● **Exercise objective**: Output each entry that follows exactly. Images stay out.

● **Supplied information**:
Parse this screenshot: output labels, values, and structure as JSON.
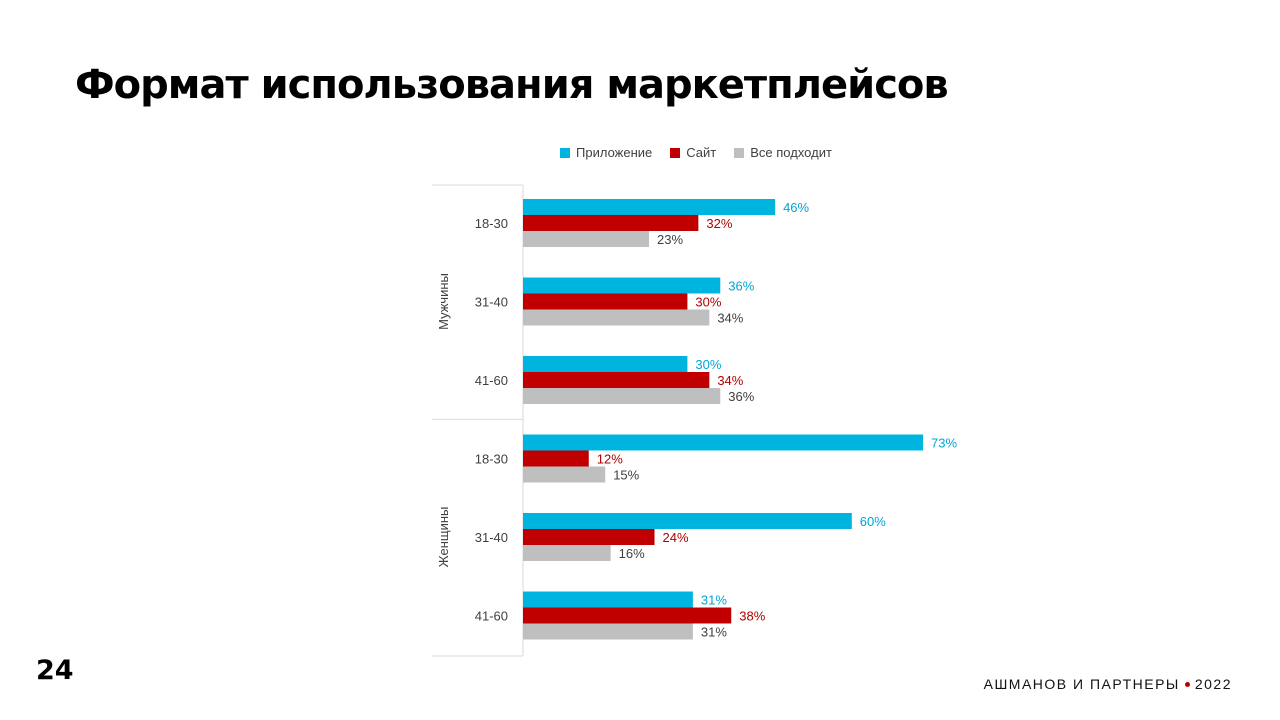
{
  "slide": {
    "title": "Формат использования маркетплейсов",
    "page_number": "24",
    "brand": "АШМАНОВ И ПАРТНЕРЫ",
    "year": "2022"
  },
  "colors": {
    "app": "#00b4e0",
    "site": "#c00000",
    "all": "#bfbfbf",
    "app_label": "#00a6d6",
    "site_label": "#b00000",
    "all_label": "#404040"
  },
  "chart_data": {
    "type": "bar",
    "orientation": "horizontal",
    "groups": [
      {
        "name": "Мужчины",
        "categories": [
          "18-30",
          "31-40",
          "41-60"
        ]
      },
      {
        "name": "Женщины",
        "categories": [
          "18-30",
          "31-40",
          "41-60"
        ]
      }
    ],
    "series": [
      {
        "name": "Приложение",
        "color": "#00b4e0",
        "values": [
          46,
          36,
          30,
          73,
          60,
          31
        ]
      },
      {
        "name": "Сайт",
        "color": "#c00000",
        "values": [
          32,
          30,
          34,
          12,
          24,
          38
        ]
      },
      {
        "name": "Все подходит",
        "color": "#bfbfbf",
        "values": [
          23,
          34,
          36,
          15,
          16,
          31
        ]
      }
    ],
    "value_suffix": "%",
    "legend_position": "top",
    "grid": false
  }
}
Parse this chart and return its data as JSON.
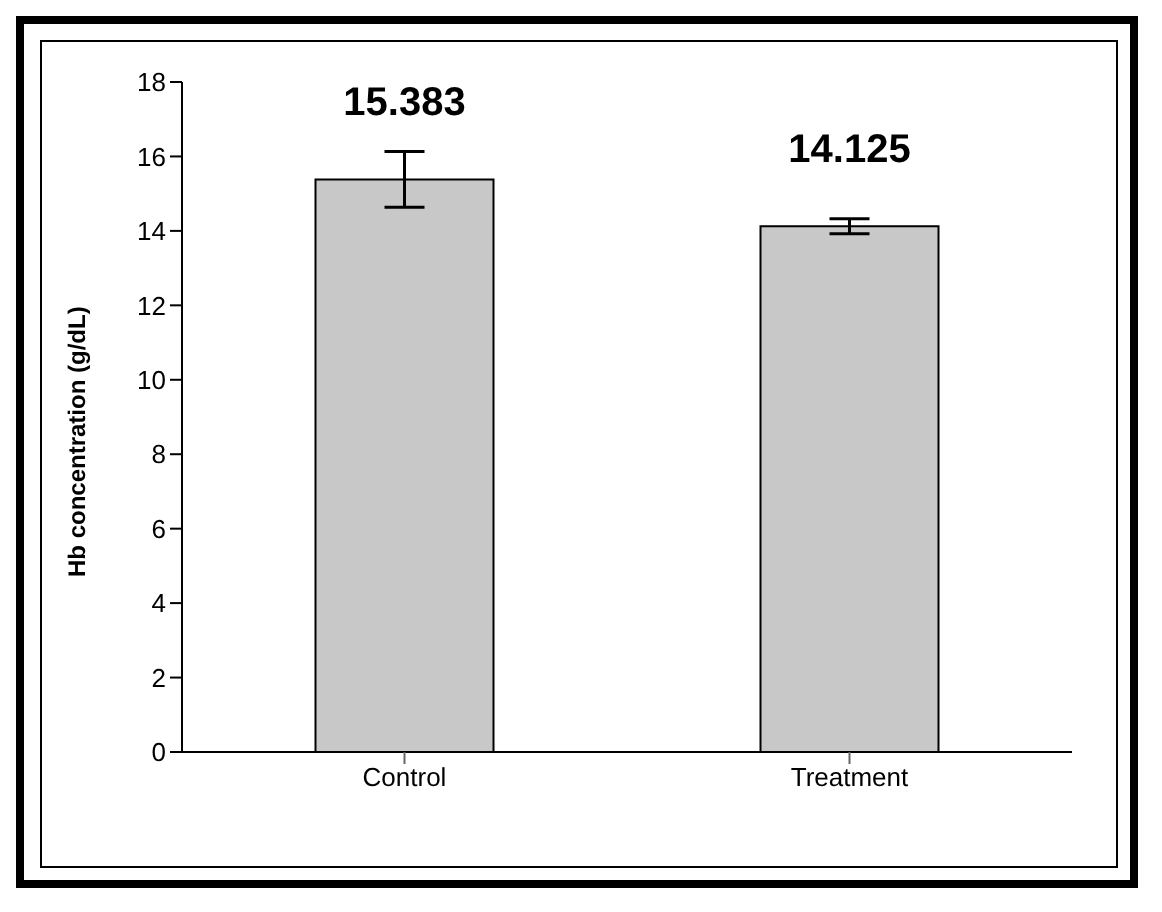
{
  "chart_data": {
    "type": "bar",
    "ylabel": "Hb concentration (g/dL)",
    "categories": [
      "Control",
      "Treatment"
    ],
    "values": [
      15.383,
      14.125
    ],
    "errors": [
      0.75,
      0.2
    ],
    "color": "#c8c8c8",
    "ylim": [
      0,
      18
    ],
    "yticks": [
      0,
      2,
      4,
      6,
      8,
      10,
      12,
      14,
      16,
      18
    ],
    "data_labels": true
  }
}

● **Solution for this task**:
Parse this screenshot: output labels, values, and structure as JSON.
{
  "slide": {
    "title": "Формат использования маркетплейсов",
    "page_number": "24",
    "brand": "АШМАНОВ И ПАРТНЕРЫ",
    "year": "2022"
  },
  "colors": {
    "app": "#00b4e0",
    "site": "#c00000",
    "all": "#bfbfbf",
    "app_label": "#00a6d6",
    "site_label": "#b00000",
    "all_label": "#404040"
  },
  "chart_data": {
    "type": "bar",
    "orientation": "horizontal",
    "groups": [
      {
        "name": "Мужчины",
        "categories": [
          "18-30",
          "31-40",
          "41-60"
        ]
      },
      {
        "name": "Женщины",
        "categories": [
          "18-30",
          "31-40",
          "41-60"
        ]
      }
    ],
    "series": [
      {
        "name": "Приложение",
        "color": "#00b4e0",
        "values": [
          46,
          36,
          30,
          73,
          60,
          31
        ]
      },
      {
        "name": "Сайт",
        "color": "#c00000",
        "values": [
          32,
          30,
          34,
          12,
          24,
          38
        ]
      },
      {
        "name": "Все подходит",
        "color": "#bfbfbf",
        "values": [
          23,
          34,
          36,
          15,
          16,
          31
        ]
      }
    ],
    "value_suffix": "%",
    "legend_position": "top",
    "grid": false
  }
}
Parse this chart and return its data as JSON.
{
  "chart_data": {
    "type": "bar",
    "ylabel": "Hb concentration (g/dL)",
    "categories": [
      "Control",
      "Treatment"
    ],
    "values": [
      15.383,
      14.125
    ],
    "errors": [
      0.75,
      0.2
    ],
    "color": "#c8c8c8",
    "ylim": [
      0,
      18
    ],
    "yticks": [
      0,
      2,
      4,
      6,
      8,
      10,
      12,
      14,
      16,
      18
    ],
    "data_labels": true
  }
}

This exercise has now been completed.